_PROBLEM DETAILS:_ How many of the lines below contain "浩良河镇"? Answer with that number alone.

_EXTRACTED INFORMATION:_
——————————

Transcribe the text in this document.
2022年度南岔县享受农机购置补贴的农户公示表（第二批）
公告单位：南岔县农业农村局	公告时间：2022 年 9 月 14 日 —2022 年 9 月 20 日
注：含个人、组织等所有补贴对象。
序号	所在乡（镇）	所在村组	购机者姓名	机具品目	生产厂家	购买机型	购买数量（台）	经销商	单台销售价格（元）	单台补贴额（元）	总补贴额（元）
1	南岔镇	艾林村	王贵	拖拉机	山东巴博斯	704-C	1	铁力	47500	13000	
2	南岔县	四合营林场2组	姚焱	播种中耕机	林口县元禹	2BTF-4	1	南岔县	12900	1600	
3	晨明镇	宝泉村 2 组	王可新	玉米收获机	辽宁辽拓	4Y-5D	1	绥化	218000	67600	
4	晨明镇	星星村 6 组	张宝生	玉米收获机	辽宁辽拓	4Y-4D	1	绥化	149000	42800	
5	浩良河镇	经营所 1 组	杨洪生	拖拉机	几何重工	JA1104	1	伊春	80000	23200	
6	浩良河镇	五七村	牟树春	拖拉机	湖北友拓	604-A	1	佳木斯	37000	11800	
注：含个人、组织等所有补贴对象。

——————————

_ANSWER TO THIS TASK:_ 2